__Recorded data__:

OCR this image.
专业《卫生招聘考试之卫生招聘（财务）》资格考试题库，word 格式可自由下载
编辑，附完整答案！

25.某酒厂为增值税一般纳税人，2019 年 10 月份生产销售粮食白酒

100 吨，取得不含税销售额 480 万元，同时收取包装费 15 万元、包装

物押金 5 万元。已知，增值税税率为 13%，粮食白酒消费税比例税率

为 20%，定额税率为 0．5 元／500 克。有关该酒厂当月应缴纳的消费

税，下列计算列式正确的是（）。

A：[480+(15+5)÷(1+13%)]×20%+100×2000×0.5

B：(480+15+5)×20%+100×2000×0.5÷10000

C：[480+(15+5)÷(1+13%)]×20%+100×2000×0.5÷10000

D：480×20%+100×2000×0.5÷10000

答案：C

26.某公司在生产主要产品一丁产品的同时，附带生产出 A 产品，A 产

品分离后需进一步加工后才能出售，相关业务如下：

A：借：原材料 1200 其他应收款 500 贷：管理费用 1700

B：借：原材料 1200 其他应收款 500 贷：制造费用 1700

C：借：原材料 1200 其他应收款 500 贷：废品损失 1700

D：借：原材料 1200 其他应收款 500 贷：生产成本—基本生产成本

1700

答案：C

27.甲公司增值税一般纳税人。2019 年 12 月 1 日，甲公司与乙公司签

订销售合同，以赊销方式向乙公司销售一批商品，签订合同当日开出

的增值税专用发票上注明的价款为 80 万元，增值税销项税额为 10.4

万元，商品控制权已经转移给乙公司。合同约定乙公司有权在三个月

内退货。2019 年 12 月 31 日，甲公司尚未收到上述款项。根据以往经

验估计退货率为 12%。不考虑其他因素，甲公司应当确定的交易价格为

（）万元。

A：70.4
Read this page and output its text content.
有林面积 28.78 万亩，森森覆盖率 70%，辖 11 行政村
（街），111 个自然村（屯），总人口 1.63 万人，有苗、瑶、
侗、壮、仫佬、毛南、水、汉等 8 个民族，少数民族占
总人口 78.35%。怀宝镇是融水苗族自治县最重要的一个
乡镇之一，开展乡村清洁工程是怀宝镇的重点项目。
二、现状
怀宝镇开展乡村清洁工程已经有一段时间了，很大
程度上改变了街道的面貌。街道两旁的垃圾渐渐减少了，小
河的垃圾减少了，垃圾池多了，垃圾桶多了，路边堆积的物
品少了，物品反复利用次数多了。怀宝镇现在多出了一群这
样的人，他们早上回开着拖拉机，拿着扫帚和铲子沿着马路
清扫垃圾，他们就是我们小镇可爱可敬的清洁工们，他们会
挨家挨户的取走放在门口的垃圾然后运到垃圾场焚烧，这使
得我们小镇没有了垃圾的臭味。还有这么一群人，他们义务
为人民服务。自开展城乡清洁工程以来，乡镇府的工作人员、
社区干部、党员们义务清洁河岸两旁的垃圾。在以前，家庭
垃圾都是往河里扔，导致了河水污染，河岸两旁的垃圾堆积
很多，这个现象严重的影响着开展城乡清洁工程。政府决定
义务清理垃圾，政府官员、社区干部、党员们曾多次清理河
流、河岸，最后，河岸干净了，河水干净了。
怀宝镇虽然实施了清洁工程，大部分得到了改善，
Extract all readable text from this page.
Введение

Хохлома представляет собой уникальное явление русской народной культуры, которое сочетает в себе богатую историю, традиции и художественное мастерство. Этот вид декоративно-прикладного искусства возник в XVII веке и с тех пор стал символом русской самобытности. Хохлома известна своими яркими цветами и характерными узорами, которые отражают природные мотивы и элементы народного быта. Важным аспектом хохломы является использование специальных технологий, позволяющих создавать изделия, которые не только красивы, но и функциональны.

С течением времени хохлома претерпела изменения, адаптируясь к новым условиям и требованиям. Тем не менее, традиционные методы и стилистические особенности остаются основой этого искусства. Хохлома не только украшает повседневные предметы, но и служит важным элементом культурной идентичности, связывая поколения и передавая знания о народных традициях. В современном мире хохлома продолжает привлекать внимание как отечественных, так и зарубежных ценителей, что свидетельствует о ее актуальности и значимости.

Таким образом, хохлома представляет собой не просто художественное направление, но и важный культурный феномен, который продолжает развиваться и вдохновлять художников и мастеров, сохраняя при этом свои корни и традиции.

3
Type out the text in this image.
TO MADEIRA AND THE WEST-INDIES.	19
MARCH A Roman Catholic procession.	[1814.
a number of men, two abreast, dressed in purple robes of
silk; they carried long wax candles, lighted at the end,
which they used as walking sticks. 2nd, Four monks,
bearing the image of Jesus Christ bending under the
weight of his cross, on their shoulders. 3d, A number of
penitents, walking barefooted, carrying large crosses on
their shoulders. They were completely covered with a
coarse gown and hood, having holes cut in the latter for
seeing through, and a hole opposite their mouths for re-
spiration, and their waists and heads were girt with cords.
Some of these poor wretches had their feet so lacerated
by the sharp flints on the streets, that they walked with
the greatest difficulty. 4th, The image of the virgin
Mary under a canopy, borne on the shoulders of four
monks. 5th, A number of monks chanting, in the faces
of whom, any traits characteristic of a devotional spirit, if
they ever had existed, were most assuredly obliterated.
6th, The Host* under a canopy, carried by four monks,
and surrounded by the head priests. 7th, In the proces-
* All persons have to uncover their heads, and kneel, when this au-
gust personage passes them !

__Short task__: Each line of the material should be duplicated exactly, please.

__Task result__:
OCR this image.
专业《卫生招聘考试之卫生招聘（财务）》资格考试题库，word 格式可自由下载
编辑，附完整答案！

25.某酒厂为增值税一般纳税人，2019 年 10 月份生产销售粮食白酒

100 吨，取得不含税销售额 480 万元，同时收取包装费 15 万元、包装

物押金 5 万元。已知，增值税税率为 13%，粮食白酒消费税比例税率

为 20%，定额税率为 0．5 元／500 克。有关该酒厂当月应缴纳的消费

税，下列计算列式正确的是（）。

A：[480+(15+5)÷(1+13%)]×20%+100×2000×0.5

B：(480+15+5)×20%+100×2000×0.5÷10000

C：[480+(15+5)÷(1+13%)]×20%+100×2000×0.5÷10000

D：480×20%+100×2000×0.5÷10000

答案：C

26.某公司在生产主要产品一丁产品的同时，附带生产出 A 产品，A 产

品分离后需进一步加工后才能出售，相关业务如下：

A：借：原材料 1200 其他应收款 500 贷：管理费用 1700

B：借：原材料 1200 其他应收款 500 贷：制造费用 1700

C：借：原材料 1200 其他应收款 500 贷：废品损失 1700

D：借：原材料 1200 其他应收款 500 贷：生产成本—基本生产成本

1700

答案：C

27.甲公司增值税一般纳税人。2019 年 12 月 1 日，甲公司与乙公司签

订销售合同，以赊销方式向乙公司销售一批商品，签订合同当日开出

的增值税专用发票上注明的价款为 80 万元，增值税销项税额为 10.4

万元，商品控制权已经转移给乙公司。合同约定乙公司有权在三个月

内退货。2019 年 12 月 31 日，甲公司尚未收到上述款项。根据以往经

验估计退货率为 12%。不考虑其他因素，甲公司应当确定的交易价格为

（）万元。

A：70.4
Read this page and output its text content.
有林面积 28.78 万亩，森森覆盖率 70%，辖 11 行政村
（街），111 个自然村（屯），总人口 1.63 万人，有苗、瑶、
侗、壮、仫佬、毛南、水、汉等 8 个民族，少数民族占
总人口 78.35%。怀宝镇是融水苗族自治县最重要的一个
乡镇之一，开展乡村清洁工程是怀宝镇的重点项目。
二、现状
怀宝镇开展乡村清洁工程已经有一段时间了，很大
程度上改变了街道的面貌。街道两旁的垃圾渐渐减少了，小
河的垃圾减少了，垃圾池多了，垃圾桶多了，路边堆积的物
品少了，物品反复利用次数多了。怀宝镇现在多出了一群这
样的人，他们早上回开着拖拉机，拿着扫帚和铲子沿着马路
清扫垃圾，他们就是我们小镇可爱可敬的清洁工们，他们会
挨家挨户的取走放在门口的垃圾然后运到垃圾场焚烧，这使
得我们小镇没有了垃圾的臭味。还有这么一群人，他们义务
为人民服务。自开展城乡清洁工程以来，乡镇府的工作人员、
社区干部、党员们义务清洁河岸两旁的垃圾。在以前，家庭
垃圾都是往河里扔，导致了河水污染，河岸两旁的垃圾堆积
很多，这个现象严重的影响着开展城乡清洁工程。政府决定
义务清理垃圾，政府官员、社区干部、党员们曾多次清理河
流、河岸，最后，河岸干净了，河水干净了。
怀宝镇虽然实施了清洁工程，大部分得到了改善，
Extract all readable text from this page.
Введение

Хохлома представляет собой уникальное явление русской народной культуры, которое сочетает в себе богатую историю, традиции и художественное мастерство. Этот вид декоративно-прикладного искусства возник в XVII веке и с тех пор стал символом русской самобытности. Хохлома известна своими яркими цветами и характерными узорами, которые отражают природные мотивы и элементы народного быта. Важным аспектом хохломы является использование специальных технологий, позволяющих создавать изделия, которые не только красивы, но и функциональны.

С течением времени хохлома претерпела изменения, адаптируясь к новым условиям и требованиям. Тем не менее, традиционные методы и стилистические особенности остаются основой этого искусства. Хохлома не только украшает повседневные предметы, но и служит важным элементом культурной идентичности, связывая поколения и передавая знания о народных традициях. В современном мире хохлома продолжает привлекать внимание как отечественных, так и зарубежных ценителей, что свидетельствует о ее актуальности и значимости.

Таким образом, хохлома представляет собой не просто художественное направление, но и важный культурный феномен, который продолжает развиваться и вдохновлять художников и мастеров, сохраняя при этом свои корни и традиции.

3
Type out the text in this image.
TO MADEIRA AND THE WEST-INDIES.	19
MARCH A Roman Catholic procession.	[1814.
a number of men, two abreast, dressed in purple robes of
silk; they carried long wax candles, lighted at the end,
which they used as walking sticks. 2nd, Four monks,
bearing the image of Jesus Christ bending under the
weight of his cross, on their shoulders. 3d, A number of
penitents, walking barefooted, carrying large crosses on
their shoulders. They were completely covered with a
coarse gown and hood, having holes cut in the latter for
seeing through, and a hole opposite their mouths for re-
spiration, and their waists and heads were girt with cords.
Some of these poor wretches had their feet so lacerated
by the sharp flints on the streets, that they walked with
the greatest difficulty. 4th, The image of the virgin
Mary under a canopy, borne on the shoulders of four
monks. 5th, A number of monks chanting, in the faces
of whom, any traits characteristic of a devotional spirit, if
they ever had existed, were most assuredly obliterated.
6th, The Host* under a canopy, carried by four monks,
and surrounded by the head priests. 7th, In the proces-
* All persons have to uncover their heads, and kneel, when this au-
gust personage passes them !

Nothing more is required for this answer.